··· Material to process
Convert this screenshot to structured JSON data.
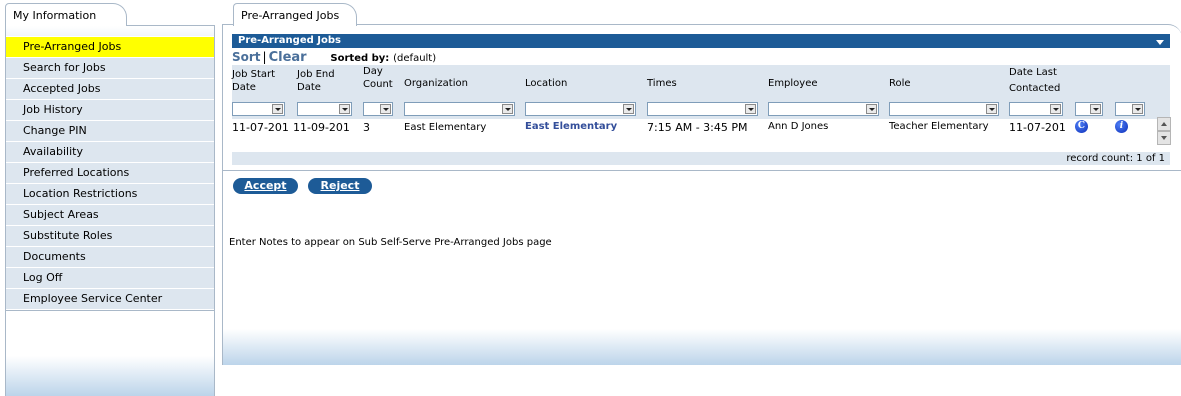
{
  "left_tab": {
    "label": "My Information"
  },
  "nav": [
    {
      "label": "Pre-Arranged Jobs",
      "active": true
    },
    {
      "label": "Search for Jobs"
    },
    {
      "label": "Accepted Jobs"
    },
    {
      "label": "Job History"
    },
    {
      "label": "Change PIN"
    },
    {
      "label": "Availability"
    },
    {
      "label": "Preferred Locations"
    },
    {
      "label": "Location Restrictions"
    },
    {
      "label": "Subject Areas"
    },
    {
      "label": "Substitute Roles"
    },
    {
      "label": "Documents"
    },
    {
      "label": "Log Off"
    },
    {
      "label": "Employee Service Center"
    }
  ],
  "main_tab": {
    "label": "Pre-Arranged Jobs"
  },
  "grid": {
    "title": "Pre-Arranged Jobs",
    "sort_label": "Sort",
    "sort_sep": "|",
    "clear_label": "Clear",
    "sorted_by_label": "Sorted by:",
    "sorted_by_value": "(default)",
    "columns": {
      "job_start": "Job Start Date",
      "job_end": "Job End Date",
      "day_count": "Day Count",
      "organization": "Organization",
      "location": "Location",
      "times": "Times",
      "employee": "Employee",
      "role": "Role",
      "date_last_contacted": "Date Last Contacted"
    },
    "row": {
      "job_start": "11-07-201",
      "job_end": "11-09-201",
      "day_count": "3",
      "organization": "East Elementary",
      "location": "East Elementary",
      "times": "7:15 AM - 3:45 PM",
      "employee": "Ann D Jones",
      "role": "Teacher Elementary",
      "date_last_contacted": "11-07-201",
      "icon_c": "C",
      "icon_i": "i"
    },
    "record_count": "record count: 1 of 1"
  },
  "buttons": {
    "accept": "Accept",
    "reject": "Reject"
  },
  "notes": "Enter Notes to appear on Sub Self-Serve Pre-Arranged Jobs page",
  "colors": {
    "header_blue": "#1d5b97",
    "active_nav": "#ffff00",
    "nav_bg": "#dde6ef",
    "link": "#334e9a"
  }
}
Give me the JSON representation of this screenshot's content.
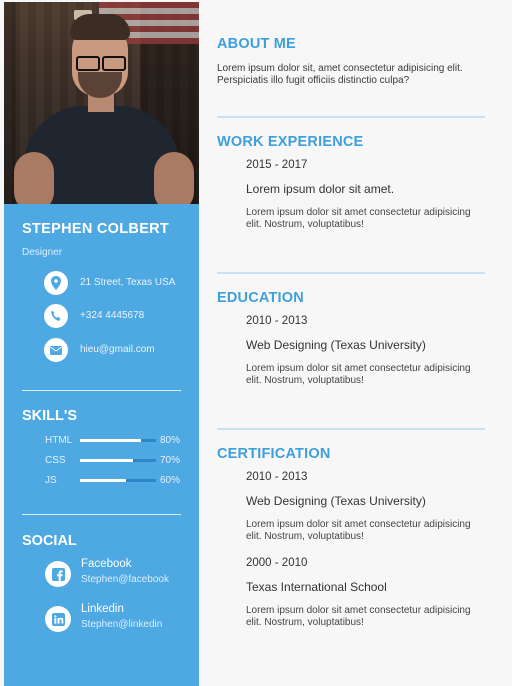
{
  "profile": {
    "name": "STEPHEN COLBERT",
    "role": "Designer"
  },
  "contact": [
    {
      "icon": "location-pin-icon",
      "text": "21 Street, Texas USA"
    },
    {
      "icon": "phone-icon",
      "text": "+324 4445678"
    },
    {
      "icon": "mail-icon",
      "text": "hieu@gmail.com"
    }
  ],
  "skills": {
    "heading": "SKILL'S",
    "items": [
      {
        "label": "HTML",
        "percent_text": "80%",
        "level": 0.8
      },
      {
        "label": "CSS",
        "percent_text": "70%",
        "level": 0.7
      },
      {
        "label": "JS",
        "percent_text": "60%",
        "level": 0.6
      }
    ]
  },
  "social": {
    "heading": "SOCIAL",
    "items": [
      {
        "icon": "facebook-icon",
        "title": "Facebook",
        "handle": "Stephen@facebook"
      },
      {
        "icon": "linkedin-icon",
        "title": "Linkedin",
        "handle": "Stephen@linkedin"
      }
    ]
  },
  "about": {
    "heading": "ABOUT ME",
    "text": "Lorem ipsum dolor sit, amet consectetur adipisicing elit. Perspiciatis illo fugit officiis distinctio culpa?"
  },
  "work": {
    "heading": "WORK EXPERIENCE",
    "entries": [
      {
        "date": "2015 - 2017",
        "title": "Lorem ipsum dolor sit amet.",
        "desc": "Lorem ipsum dolor sit amet consectetur adipisicing elit. Nostrum, voluptatibus!"
      }
    ]
  },
  "education": {
    "heading": "EDUCATION",
    "entries": [
      {
        "date": "2010 - 2013",
        "title": "Web Designing (Texas University)",
        "desc": "Lorem ipsum dolor sit amet consectetur adipisicing elit. Nostrum, voluptatibus!"
      }
    ]
  },
  "certification": {
    "heading": "CERTIFICATION",
    "entries": [
      {
        "date": "2010 - 2013",
        "title": "Web Designing (Texas University)",
        "desc": "Lorem ipsum dolor sit amet consectetur adipisicing elit. Nostrum, voluptatibus!"
      },
      {
        "date": "2000 - 2010",
        "title": "Texas International School",
        "desc": "Lorem ipsum dolor sit amet consectetur adipisicing elit. Nostrum, voluptatibus!"
      }
    ]
  },
  "colors": {
    "sidebar": "#4ea8e2",
    "accent": "#3d9fdc"
  }
}
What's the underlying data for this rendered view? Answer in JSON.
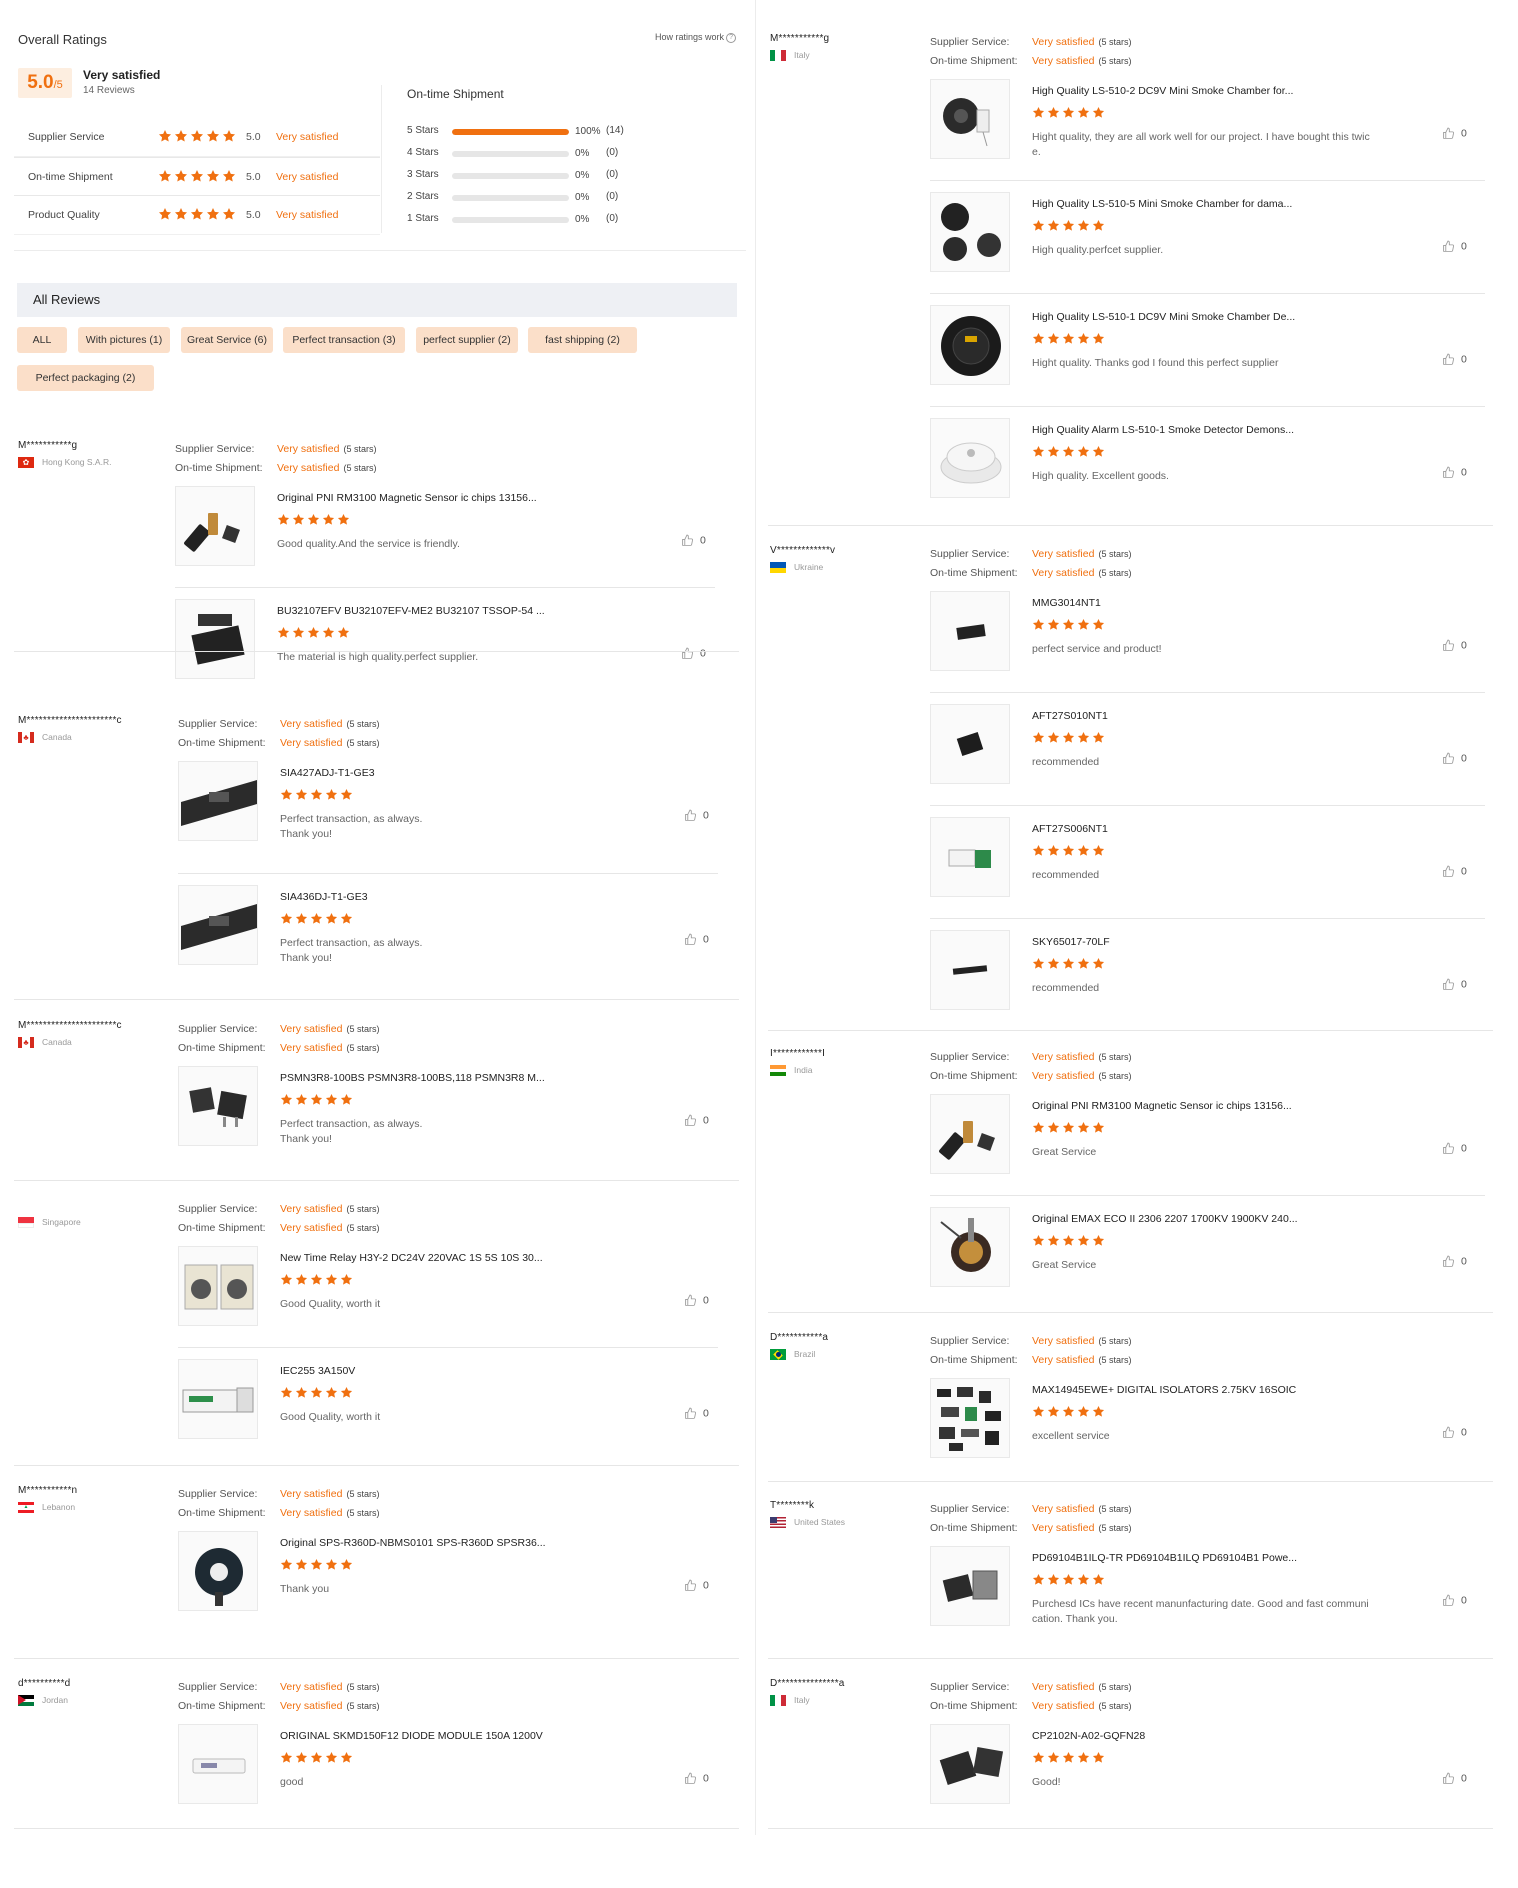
······
## Description of the task
Copy out every line of the data that includes the word "title".

## Output for this task
    "title": "Pre-Arranged Jobs",
        "title": "Facebook",
        "title": "Linkedin",
        "title": "Lorem ipsum dolor sit amet.",
        "title": "Web Designing (Texas University)",
        "title": "Web Designing (Texas University)",
        "title": "Texas International School",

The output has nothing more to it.